■ **WHAT TO PRODUCE**: Report, word for word, every line of the material that contains "Each".

** Start of PROVIDED MATERIAL **

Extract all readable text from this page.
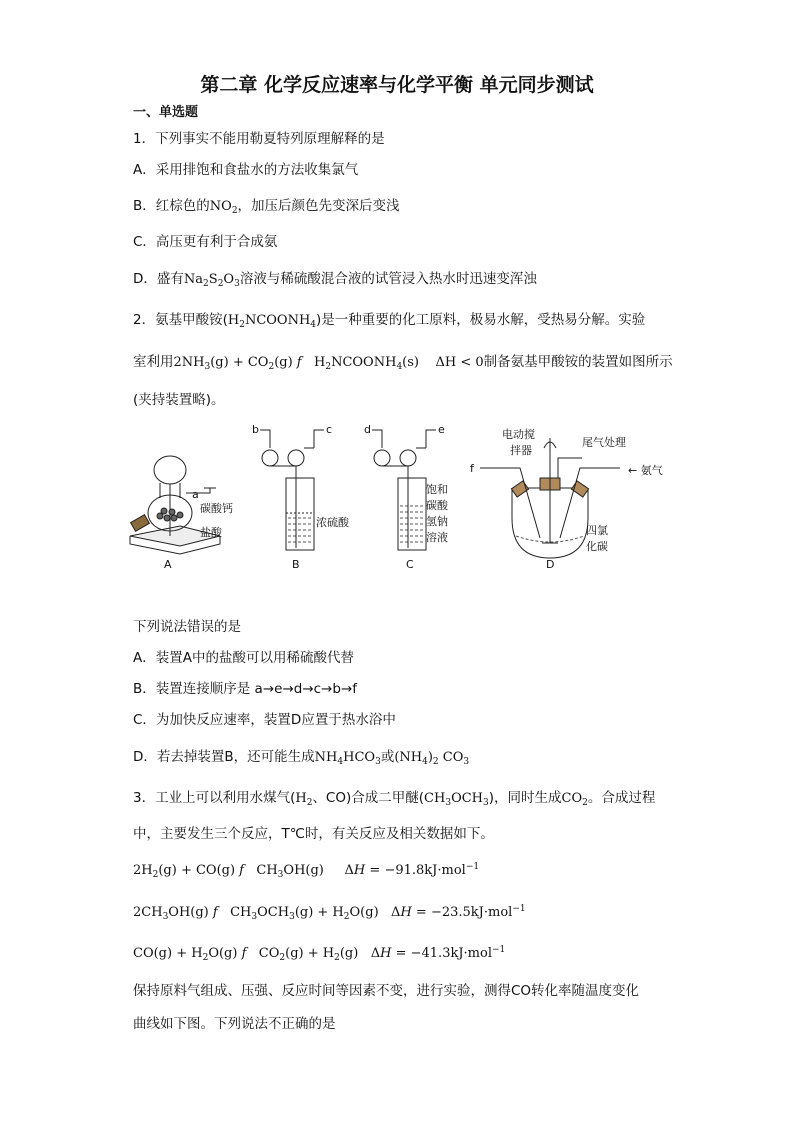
第二章 化学反应速率与化学平衡 单元同步测试
一、单选题
1．下列事实不能用勒夏特列原理解释的是
A．采用排饱和食盐水的方法收集氯气
B．红棕色的$NO_2$，加压后颜色先变深后变浅
C．高压更有利于合成氨
D．盛有$Na_2S_2O_3$溶液与稀硫酸混合液的试管浸入热水时迅速变浑浊
2．氨基甲酸铵$(H_2NCOONH_4)$是一种重要的化工原料，极易水解，受热易分解。实验
室利用$2NH_3(g) + CO_2(g)$ f   $H_2NCOONH_4(s)$    ΔH < 0制备氨基甲酸铵的装置如图所示
(夹持装置略)。
碳酸钙
盐酸
A
a
b	c
浓硫酸
B
d	e
饱和
碳酸
氢钠
溶液
C
f
电动搅
拌器
尾气处理
← 氨气
四氯
化碳
D
下列说法错误的是
A．装置A中的盐酸可以用稀硫酸代替
B．装置连接顺序是 a→e→d→c→b→f
C．为加快反应速率，装置D应置于热水浴中
D．若去掉装置B，还可能生成$NH_4HCO_3$或$(NH_4)_2$ $CO_3$
3．工业上可以利用水煤气($H_2$、CO)合成二甲醚$(CH_3OCH_3)$，同时生成$CO_2$。合成过程
中，主要发生三个反应，T℃时，有关反应及相关数据如下。
$2H_2(g) + CO(g)$ f   $CH_3OH(g)$     ΔH = −91.8kJ·mol$^{-1}$
$2CH_3OH(g)$ f   $CH_3OCH_3(g) + H_2O(g) \Delta H = -23.5kJ\cdot mol^{-1}$
$CO(g) + H_2O(g)$ f   $CO_2(g) + H_2(g) \Delta H = -41.3kJ\cdot mol^{-1}$
保持原料气组成、压强、反应时间等因素不变，进行实验，测得CO转化率随温度变化
曲线如下图。下列说法不正确的是
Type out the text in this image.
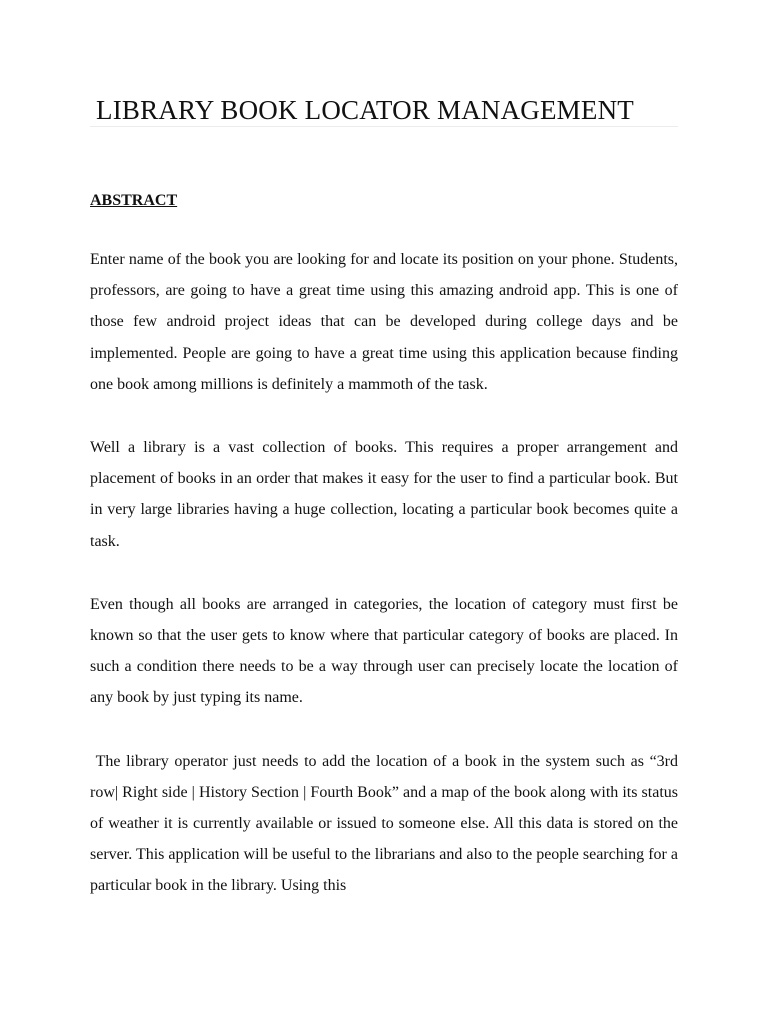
LIBRARY BOOK LOCATOR MANAGEMENT
ABSTRACT

Enter name of the book you are looking for and locate its position on your phone. Students, professors, are going to have a great time using this amazing android app. This is one of those few android project ideas that can be developed during college days and be implemented. People are going to have a great time using this application because finding one book among millions is definitely a mammoth of the task.

Well a library is a vast collection of books. This requires a proper arrangement and placement of books in an order that makes it easy for the user to find a particular book. But in very large libraries having a huge collection, locating a particular book becomes quite a task.

Even though all books are arranged in categories, the location of category must first be known so that the user gets to know where that particular category of books are placed. In such a condition there needs to be a way through user can precisely locate the location of any book by just typing its name.

The library operator just needs to add the location of a book in the system such as “3rd row| Right side | History Section | Fourth Book” and a map of the book along with its status of weather it is currently available or issued to someone else. All this data is stored on the server. This application will be useful to the librarians and also to the people searching for a particular book in the library. Using this
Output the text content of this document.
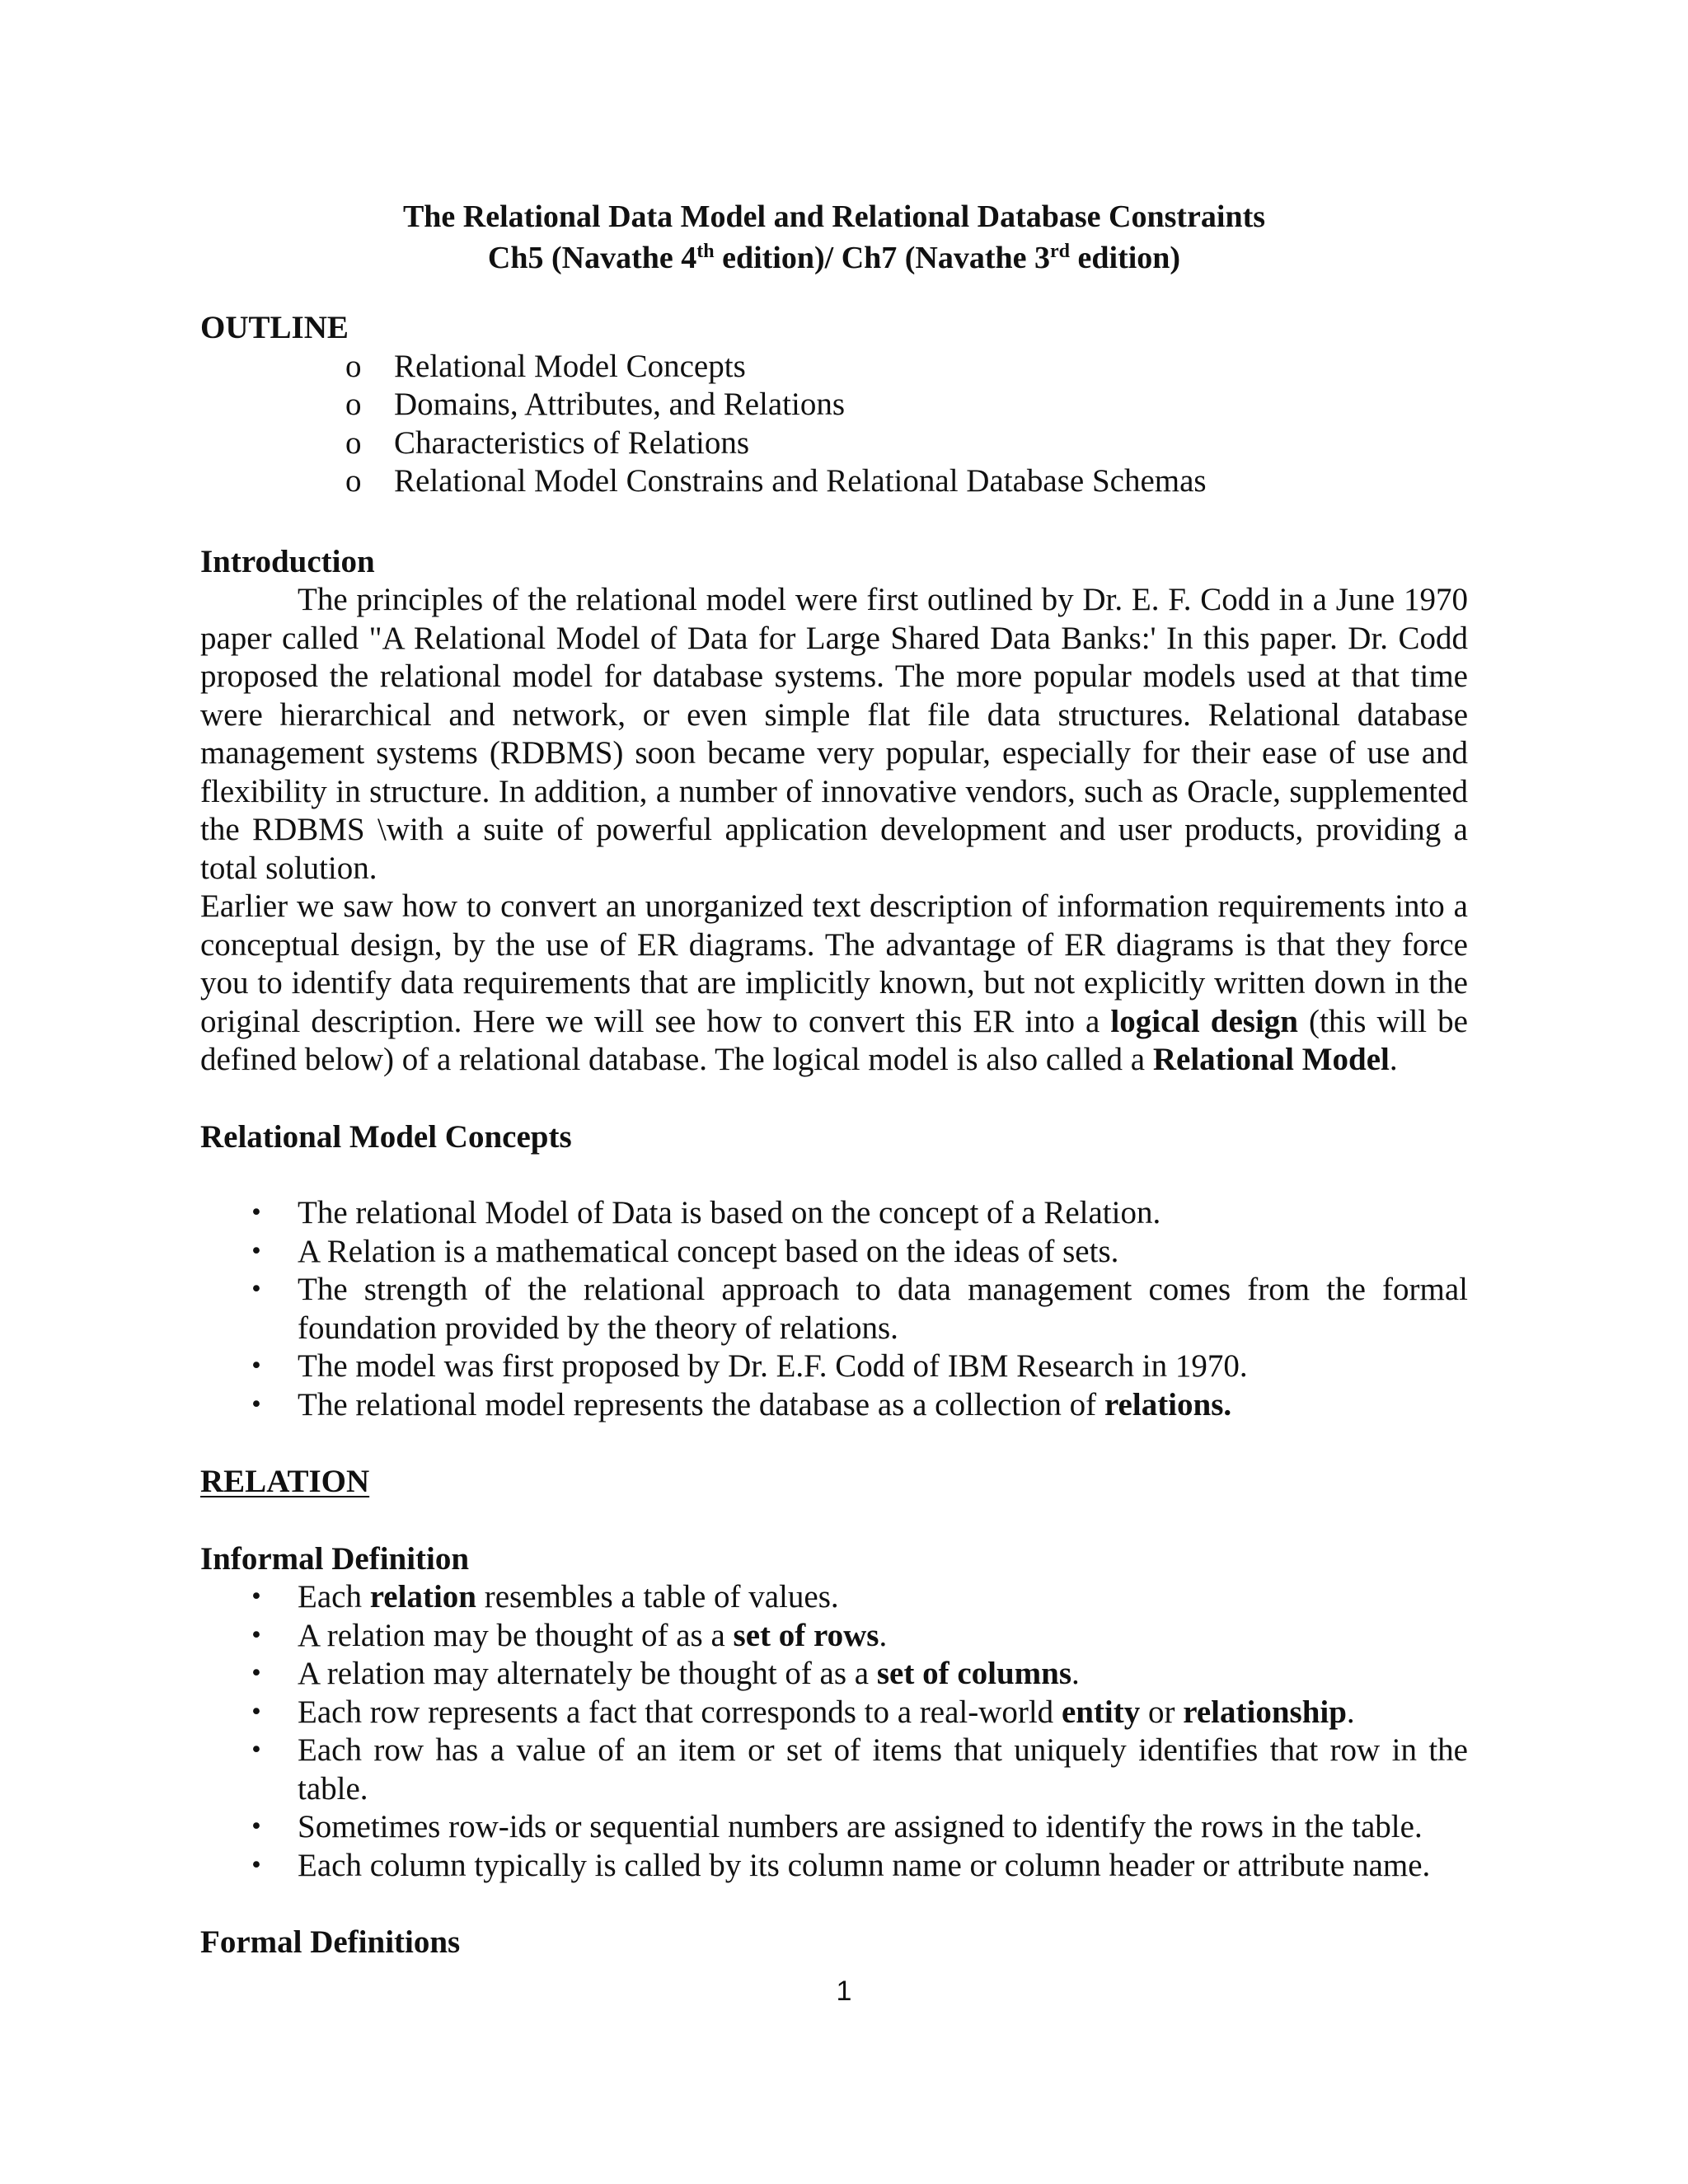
The Relational Data Model and Relational Database Constraints
Ch5 (Navathe 4th edition)/ Ch7 (Navathe 3rd edition)
OUTLINE
o Relational Model Concepts
o Domains, Attributes, and Relations
o Characteristics of Relations
o Relational Model Constrains and Relational Database Schemas
Introduction

The principles of the relational model were first outlined by Dr. E. F. Codd in a June 1970 paper called "A Relational Model of Data for Large Shared Data Banks:' In this paper. Dr. Codd proposed the relational model for database systems. The more popular models used at that time were hierarchical and network, or even simple flat file data structures. Relational database management systems (RDBMS) soon became very popular, especially for their ease of use and flexibility in structure. In addition, a number of innovative vendors, such as Oracle, supplemented the RDBMS \with a suite of powerful application development and user products, providing a total solution.

Earlier we saw how to convert an unorganized text description of information requirements into a conceptual design, by the use of ER diagrams. The advantage of ER diagrams is that they force you to identify data requirements that are implicitly known, but not explicitly written down in the original description. Here we will see how to convert this ER into a logical design (this will be defined below) of a relational database. The logical model is also called a Relational Model.

Relational Model Concepts
• The relational Model of Data is based on the concept of a Relation.
• A Relation is a mathematical concept based on the ideas of sets.
• The strength of the relational approach to data management comes from the formal foundation provided by the theory of relations.
• The model was first proposed by Dr. E.F. Codd of IBM Research in 1970.
• The relational model represents the database as a collection of relations.
RELATION
Informal Definition
• Each relation resembles a table of values.
• A relation may be thought of as a set of rows.
• A relation may alternately be thought of as a set of columns.
• Each row represents a fact that corresponds to a real-world entity or relationship.
• Each row has a value of an item or set of items that uniquely identifies that row in the table.
• Sometimes row-ids or sequential numbers are assigned to identify the rows in the table.
• Each column typically is called by its column name or column header or attribute name.
Formal Definitions
1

** End of PROVIDED MATERIAL **

■ **FULL ANSWER**:
• Each relation resembles a table of values.
• Each row represents a fact that corresponds to a real-world entity or relationship.
• Each row has a value of an item or set of items that uniquely identifies that row in the table.
• Each column typically is called by its column name or column header or attribute name.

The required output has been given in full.